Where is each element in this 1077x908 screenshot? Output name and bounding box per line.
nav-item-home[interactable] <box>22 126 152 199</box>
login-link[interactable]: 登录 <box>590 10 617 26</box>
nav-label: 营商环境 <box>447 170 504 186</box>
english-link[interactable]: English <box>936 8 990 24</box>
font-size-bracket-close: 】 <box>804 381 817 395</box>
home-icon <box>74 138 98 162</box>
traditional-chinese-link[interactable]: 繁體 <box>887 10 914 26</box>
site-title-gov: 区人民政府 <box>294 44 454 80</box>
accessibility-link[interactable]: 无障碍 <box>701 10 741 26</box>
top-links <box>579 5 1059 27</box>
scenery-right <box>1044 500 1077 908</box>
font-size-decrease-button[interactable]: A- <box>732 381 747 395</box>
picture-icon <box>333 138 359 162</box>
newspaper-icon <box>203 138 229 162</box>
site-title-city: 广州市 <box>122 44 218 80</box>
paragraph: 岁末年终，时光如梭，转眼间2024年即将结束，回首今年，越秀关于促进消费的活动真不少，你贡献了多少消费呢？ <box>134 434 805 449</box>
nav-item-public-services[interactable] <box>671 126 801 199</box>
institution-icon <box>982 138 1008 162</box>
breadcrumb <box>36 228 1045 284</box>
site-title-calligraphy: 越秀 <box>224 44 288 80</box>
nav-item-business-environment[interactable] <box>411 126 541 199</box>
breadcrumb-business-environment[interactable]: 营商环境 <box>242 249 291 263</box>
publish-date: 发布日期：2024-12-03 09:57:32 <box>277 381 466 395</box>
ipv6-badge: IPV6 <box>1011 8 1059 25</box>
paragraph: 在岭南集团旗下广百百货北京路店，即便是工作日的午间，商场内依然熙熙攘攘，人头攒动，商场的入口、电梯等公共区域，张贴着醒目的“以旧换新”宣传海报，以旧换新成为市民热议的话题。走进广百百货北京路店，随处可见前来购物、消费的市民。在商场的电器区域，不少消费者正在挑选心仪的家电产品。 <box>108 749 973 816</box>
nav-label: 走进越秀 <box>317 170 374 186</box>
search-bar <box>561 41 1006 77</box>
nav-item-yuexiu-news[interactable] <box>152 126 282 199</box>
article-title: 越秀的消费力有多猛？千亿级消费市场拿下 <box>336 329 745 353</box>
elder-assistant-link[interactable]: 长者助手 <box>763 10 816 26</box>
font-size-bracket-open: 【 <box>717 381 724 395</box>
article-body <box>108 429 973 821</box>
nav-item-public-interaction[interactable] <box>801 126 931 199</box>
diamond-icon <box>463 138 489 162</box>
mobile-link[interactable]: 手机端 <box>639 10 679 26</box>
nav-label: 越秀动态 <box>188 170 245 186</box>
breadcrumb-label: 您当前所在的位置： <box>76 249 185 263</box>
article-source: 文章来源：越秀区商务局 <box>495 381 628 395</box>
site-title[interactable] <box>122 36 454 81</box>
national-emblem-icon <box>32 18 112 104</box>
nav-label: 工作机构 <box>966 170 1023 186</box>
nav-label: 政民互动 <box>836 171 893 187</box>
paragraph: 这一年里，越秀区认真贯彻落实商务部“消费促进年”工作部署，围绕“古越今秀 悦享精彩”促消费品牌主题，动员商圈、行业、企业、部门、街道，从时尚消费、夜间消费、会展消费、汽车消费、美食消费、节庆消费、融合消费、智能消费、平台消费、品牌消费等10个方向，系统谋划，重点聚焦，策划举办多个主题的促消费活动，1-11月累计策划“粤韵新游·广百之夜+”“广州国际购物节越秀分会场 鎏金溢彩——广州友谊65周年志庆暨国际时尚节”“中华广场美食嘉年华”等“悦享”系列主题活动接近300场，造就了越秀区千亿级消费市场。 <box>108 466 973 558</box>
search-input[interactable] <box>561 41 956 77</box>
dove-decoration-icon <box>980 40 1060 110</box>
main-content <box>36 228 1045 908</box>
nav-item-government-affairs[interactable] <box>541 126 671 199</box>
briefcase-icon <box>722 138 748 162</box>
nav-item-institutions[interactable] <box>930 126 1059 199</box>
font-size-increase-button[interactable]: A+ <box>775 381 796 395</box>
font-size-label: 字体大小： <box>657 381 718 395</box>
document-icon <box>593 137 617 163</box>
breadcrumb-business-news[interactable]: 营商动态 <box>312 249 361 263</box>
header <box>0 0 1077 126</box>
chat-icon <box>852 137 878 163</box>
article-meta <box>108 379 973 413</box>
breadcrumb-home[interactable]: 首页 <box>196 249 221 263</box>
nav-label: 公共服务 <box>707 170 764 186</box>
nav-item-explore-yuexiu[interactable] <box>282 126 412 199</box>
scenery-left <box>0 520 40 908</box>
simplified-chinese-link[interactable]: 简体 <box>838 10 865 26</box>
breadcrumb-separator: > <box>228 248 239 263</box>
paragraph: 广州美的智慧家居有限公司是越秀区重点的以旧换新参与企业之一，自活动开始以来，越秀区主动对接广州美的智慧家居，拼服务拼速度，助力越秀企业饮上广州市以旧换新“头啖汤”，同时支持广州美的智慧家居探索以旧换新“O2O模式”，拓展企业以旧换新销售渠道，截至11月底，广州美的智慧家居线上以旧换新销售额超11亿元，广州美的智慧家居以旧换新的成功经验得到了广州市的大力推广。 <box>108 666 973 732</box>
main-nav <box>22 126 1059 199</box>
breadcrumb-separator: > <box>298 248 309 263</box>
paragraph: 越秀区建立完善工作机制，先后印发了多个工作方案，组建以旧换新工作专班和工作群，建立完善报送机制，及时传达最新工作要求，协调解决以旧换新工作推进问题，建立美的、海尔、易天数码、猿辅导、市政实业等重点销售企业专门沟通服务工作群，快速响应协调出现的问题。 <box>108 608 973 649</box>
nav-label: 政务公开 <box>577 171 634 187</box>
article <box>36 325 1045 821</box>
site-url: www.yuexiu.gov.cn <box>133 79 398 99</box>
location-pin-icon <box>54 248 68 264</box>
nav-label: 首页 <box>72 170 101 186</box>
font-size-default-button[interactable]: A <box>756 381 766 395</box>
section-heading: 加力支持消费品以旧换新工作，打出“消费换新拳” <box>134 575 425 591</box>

AIM: Print the lines above exactly as they appear, from the first line through the line that contains "nav-item-business-environment[interactable] <box>411 126", including that line.

RESULT FOR THIS TASK:
Where is each element in this 1077x908 screenshot? Output name and bounding box per line.
nav-item-home[interactable] <box>22 126 152 199</box>
login-link[interactable]: 登录 <box>590 10 617 26</box>
nav-label: 营商环境 <box>447 170 504 186</box>
english-link[interactable]: English <box>936 8 990 24</box>
font-size-bracket-close: 】 <box>804 381 817 395</box>
home-icon <box>74 138 98 162</box>
traditional-chinese-link[interactable]: 繁體 <box>887 10 914 26</box>
site-title-gov: 区人民政府 <box>294 44 454 80</box>
accessibility-link[interactable]: 无障碍 <box>701 10 741 26</box>
top-links <box>579 5 1059 27</box>
scenery-right <box>1044 500 1077 908</box>
font-size-decrease-button[interactable]: A- <box>732 381 747 395</box>
picture-icon <box>333 138 359 162</box>
newspaper-icon <box>203 138 229 162</box>
site-title-city: 广州市 <box>122 44 218 80</box>
paragraph: 岁末年终，时光如梭，转眼间2024年即将结束，回首今年，越秀关于促进消费的活动真不少，你贡献了多少消费呢？ <box>134 434 805 449</box>
nav-item-public-services[interactable] <box>671 126 801 199</box>
institution-icon <box>982 138 1008 162</box>
breadcrumb <box>36 228 1045 284</box>
site-title-calligraphy: 越秀 <box>224 44 288 80</box>
nav-item-business-environment[interactable] <box>411 126 541 199</box>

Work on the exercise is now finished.